- **Given instruction**
Each line containing the word "this" should be found and copied.

Data entries for graphics
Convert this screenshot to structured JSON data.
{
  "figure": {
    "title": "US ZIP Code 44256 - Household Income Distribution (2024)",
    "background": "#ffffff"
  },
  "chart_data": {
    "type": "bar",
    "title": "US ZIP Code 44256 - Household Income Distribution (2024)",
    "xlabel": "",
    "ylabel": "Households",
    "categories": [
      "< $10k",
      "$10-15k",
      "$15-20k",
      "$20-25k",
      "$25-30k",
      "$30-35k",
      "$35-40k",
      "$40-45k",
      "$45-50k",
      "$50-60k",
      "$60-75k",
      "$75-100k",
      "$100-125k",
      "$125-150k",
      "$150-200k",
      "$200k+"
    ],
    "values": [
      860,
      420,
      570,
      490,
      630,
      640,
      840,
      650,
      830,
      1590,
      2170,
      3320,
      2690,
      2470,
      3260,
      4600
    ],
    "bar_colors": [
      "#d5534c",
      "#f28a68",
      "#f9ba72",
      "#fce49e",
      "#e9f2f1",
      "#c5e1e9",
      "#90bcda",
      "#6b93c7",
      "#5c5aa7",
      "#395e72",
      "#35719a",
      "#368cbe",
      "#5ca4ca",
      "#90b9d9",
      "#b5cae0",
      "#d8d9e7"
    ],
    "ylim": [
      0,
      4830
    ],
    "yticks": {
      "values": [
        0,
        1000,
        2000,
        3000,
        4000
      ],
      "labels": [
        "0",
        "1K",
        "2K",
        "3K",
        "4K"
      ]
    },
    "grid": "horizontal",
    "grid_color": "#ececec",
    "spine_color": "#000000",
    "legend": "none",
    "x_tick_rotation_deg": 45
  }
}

* * *

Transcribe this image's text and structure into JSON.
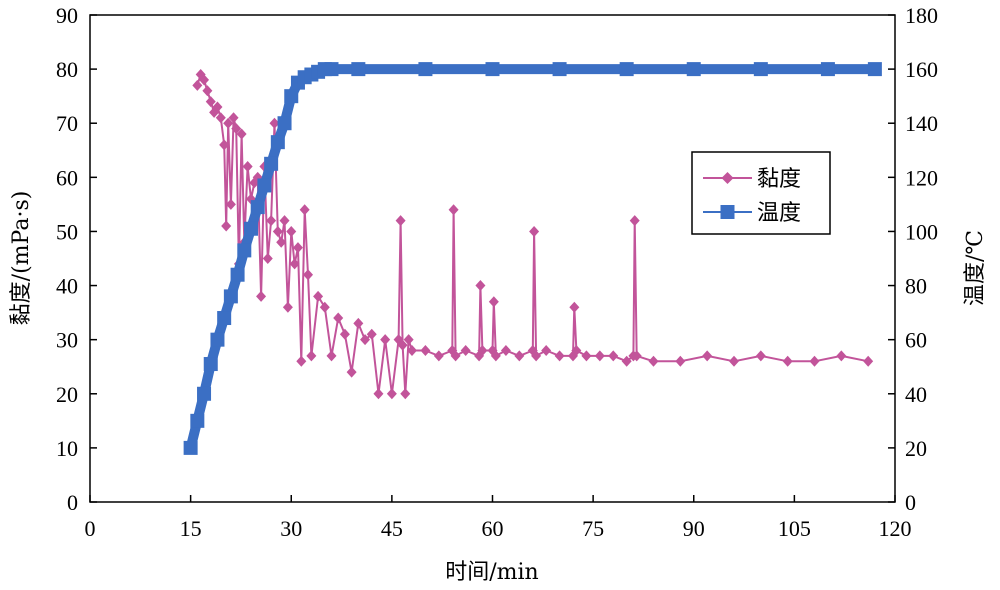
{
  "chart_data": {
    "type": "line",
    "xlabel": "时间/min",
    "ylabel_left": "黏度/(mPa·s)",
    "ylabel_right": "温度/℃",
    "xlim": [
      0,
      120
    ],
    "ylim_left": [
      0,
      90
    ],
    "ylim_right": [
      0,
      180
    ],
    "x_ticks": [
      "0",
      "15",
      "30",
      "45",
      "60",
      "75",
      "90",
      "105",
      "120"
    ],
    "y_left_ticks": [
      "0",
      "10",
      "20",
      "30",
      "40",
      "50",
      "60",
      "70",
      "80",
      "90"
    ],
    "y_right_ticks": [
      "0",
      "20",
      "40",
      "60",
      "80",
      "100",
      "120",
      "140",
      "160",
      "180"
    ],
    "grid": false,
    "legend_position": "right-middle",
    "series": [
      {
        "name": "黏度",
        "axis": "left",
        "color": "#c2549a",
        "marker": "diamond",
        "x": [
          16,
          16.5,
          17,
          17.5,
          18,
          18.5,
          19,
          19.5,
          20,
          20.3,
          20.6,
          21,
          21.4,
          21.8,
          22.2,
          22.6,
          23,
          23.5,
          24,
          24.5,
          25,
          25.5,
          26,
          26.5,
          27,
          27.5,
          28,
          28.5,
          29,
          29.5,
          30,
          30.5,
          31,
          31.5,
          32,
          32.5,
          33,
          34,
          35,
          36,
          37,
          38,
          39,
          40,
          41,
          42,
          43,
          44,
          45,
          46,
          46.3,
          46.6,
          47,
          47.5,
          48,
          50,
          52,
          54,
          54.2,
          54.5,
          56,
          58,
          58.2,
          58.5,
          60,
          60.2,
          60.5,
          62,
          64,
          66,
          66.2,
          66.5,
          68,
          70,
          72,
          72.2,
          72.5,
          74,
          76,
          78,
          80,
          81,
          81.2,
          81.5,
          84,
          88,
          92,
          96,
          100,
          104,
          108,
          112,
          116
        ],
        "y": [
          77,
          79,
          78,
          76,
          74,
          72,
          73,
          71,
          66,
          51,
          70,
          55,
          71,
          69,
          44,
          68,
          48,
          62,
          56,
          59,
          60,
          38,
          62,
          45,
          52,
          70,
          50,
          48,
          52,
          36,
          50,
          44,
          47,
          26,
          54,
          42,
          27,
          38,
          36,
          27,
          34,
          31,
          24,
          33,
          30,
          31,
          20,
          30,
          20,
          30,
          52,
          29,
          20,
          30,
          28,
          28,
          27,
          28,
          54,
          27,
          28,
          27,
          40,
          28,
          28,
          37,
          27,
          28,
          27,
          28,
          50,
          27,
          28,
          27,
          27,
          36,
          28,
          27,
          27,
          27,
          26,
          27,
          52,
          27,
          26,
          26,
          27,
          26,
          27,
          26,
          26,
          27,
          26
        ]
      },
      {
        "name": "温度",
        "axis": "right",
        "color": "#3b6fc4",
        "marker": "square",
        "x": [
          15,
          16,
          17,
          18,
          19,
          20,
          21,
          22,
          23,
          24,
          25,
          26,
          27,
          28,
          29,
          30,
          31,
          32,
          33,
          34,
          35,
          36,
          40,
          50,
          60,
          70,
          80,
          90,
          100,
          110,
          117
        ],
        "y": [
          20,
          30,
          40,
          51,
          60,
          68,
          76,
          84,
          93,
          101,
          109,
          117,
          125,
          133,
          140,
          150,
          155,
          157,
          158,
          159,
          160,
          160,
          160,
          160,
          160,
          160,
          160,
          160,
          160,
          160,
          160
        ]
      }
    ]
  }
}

---

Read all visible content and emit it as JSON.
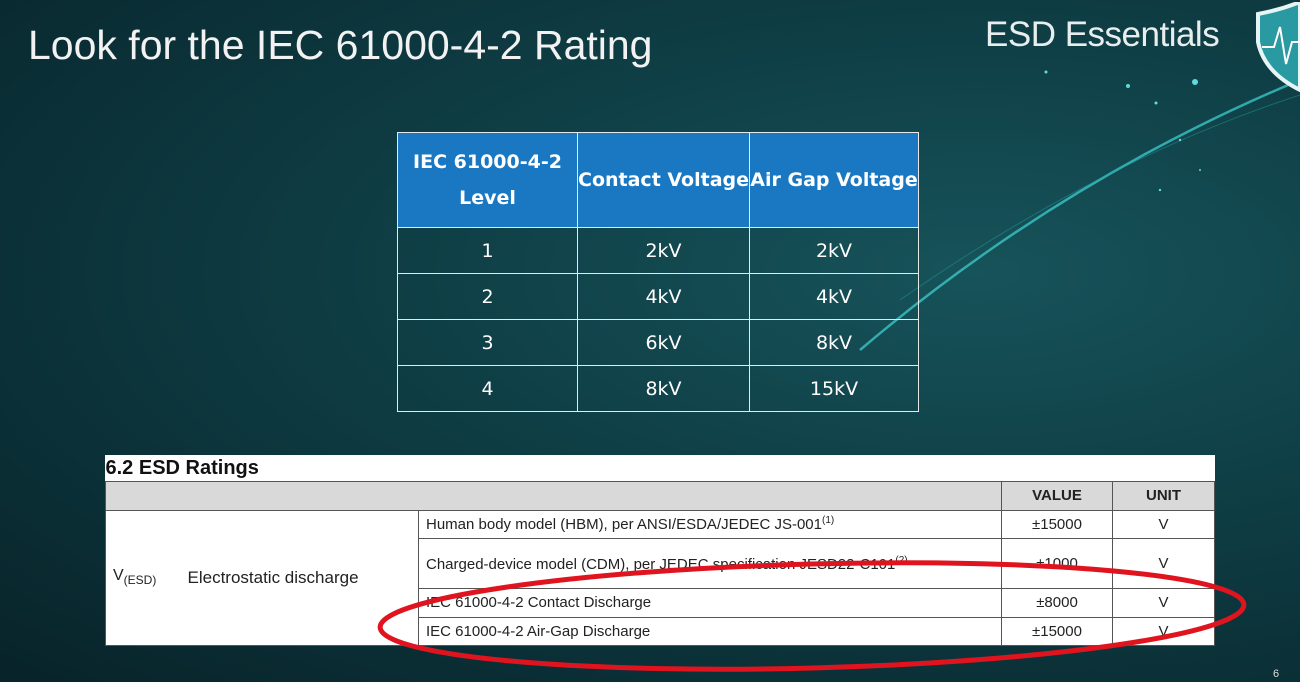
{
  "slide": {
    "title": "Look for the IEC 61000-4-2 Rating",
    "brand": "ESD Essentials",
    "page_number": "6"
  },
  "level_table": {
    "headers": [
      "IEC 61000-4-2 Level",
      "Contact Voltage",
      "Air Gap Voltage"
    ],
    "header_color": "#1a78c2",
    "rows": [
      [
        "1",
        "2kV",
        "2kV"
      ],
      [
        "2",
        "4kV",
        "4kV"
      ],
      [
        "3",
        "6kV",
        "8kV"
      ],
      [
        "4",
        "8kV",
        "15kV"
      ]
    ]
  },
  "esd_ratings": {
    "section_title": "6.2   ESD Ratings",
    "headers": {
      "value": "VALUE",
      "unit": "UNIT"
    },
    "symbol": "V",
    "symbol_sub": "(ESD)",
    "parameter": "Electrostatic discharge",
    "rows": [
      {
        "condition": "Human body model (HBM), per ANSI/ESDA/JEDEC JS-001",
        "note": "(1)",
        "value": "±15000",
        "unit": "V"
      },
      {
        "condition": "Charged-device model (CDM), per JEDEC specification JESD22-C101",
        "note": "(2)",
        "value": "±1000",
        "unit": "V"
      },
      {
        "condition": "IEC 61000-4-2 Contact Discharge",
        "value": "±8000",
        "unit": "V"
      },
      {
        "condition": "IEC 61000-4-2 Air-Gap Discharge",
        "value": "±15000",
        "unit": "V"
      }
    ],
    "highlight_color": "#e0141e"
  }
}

- **Finished exercise**
Convert this screenshot to structured JSON data.
Transcribe this image's text and structure into JSON.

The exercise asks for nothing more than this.